[Saved entries]
┌──
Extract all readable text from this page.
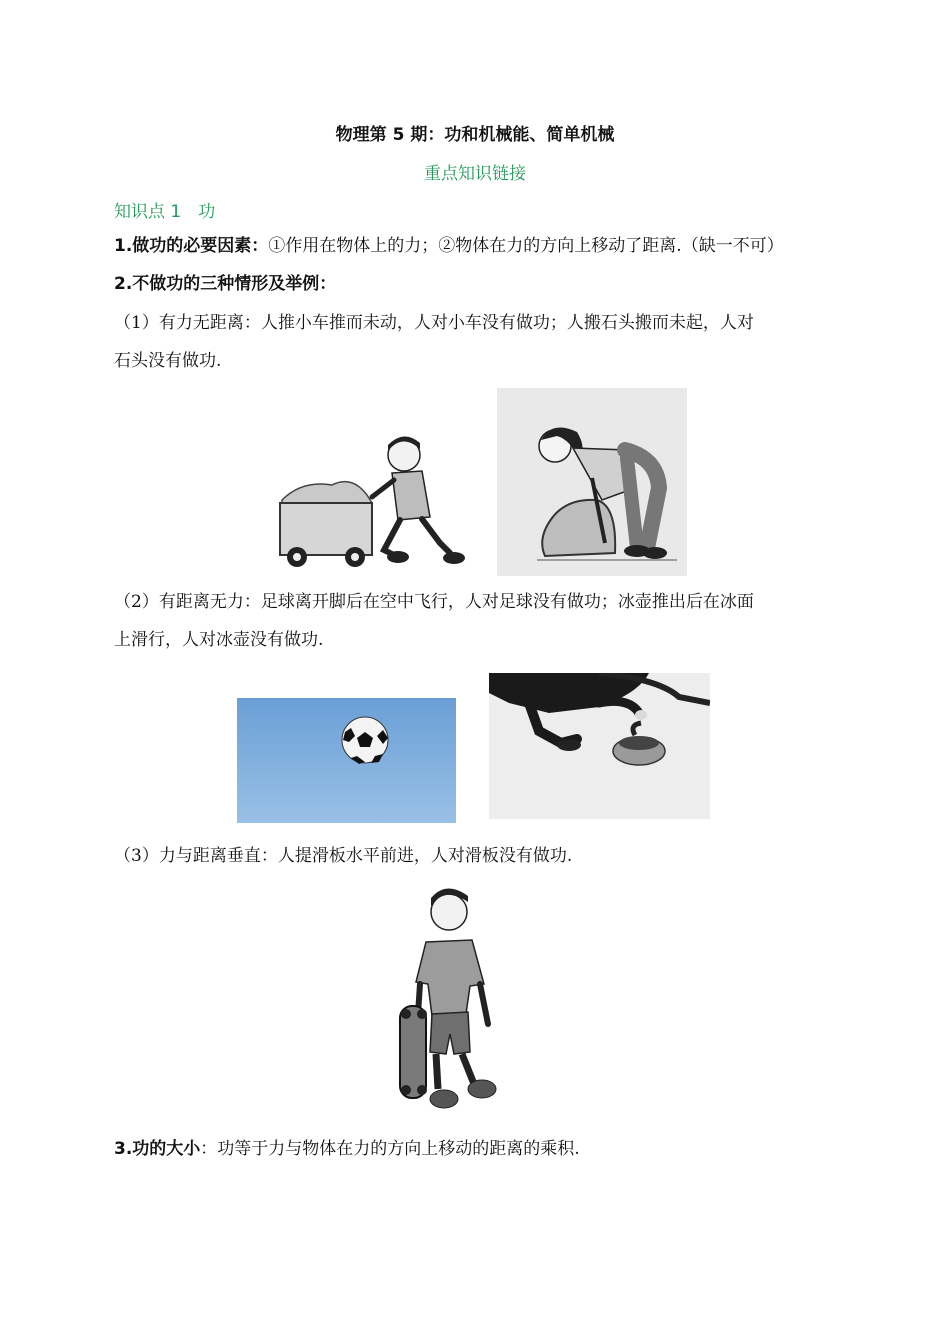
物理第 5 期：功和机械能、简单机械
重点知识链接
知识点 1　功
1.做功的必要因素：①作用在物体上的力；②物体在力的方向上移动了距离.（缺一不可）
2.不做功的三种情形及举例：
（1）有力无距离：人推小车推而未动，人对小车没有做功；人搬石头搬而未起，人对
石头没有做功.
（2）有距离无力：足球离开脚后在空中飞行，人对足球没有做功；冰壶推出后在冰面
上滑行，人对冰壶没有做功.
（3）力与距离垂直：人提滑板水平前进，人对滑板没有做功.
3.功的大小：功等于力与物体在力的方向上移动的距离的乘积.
└──
Problem statement :: Transcribe all the records above word for word, without their images.

Exercise solution ::
Extract all readable text from this page.
物理第 5 期：功和机械能、简单机械
重点知识链接
知识点 1　功
1.做功的必要因素：①作用在物体上的力；②物体在力的方向上移动了距离.（缺一不可）
2.不做功的三种情形及举例：
（1）有力无距离：人推小车推而未动，人对小车没有做功；人搬石头搬而未起，人对
石头没有做功.
（2）有距离无力：足球离开脚后在空中飞行，人对足球没有做功；冰壶推出后在冰面
上滑行，人对冰壶没有做功.
（3）力与距离垂直：人提滑板水平前进，人对滑板没有做功.
3.功的大小：功等于力与物体在力的方向上移动的距离的乘积.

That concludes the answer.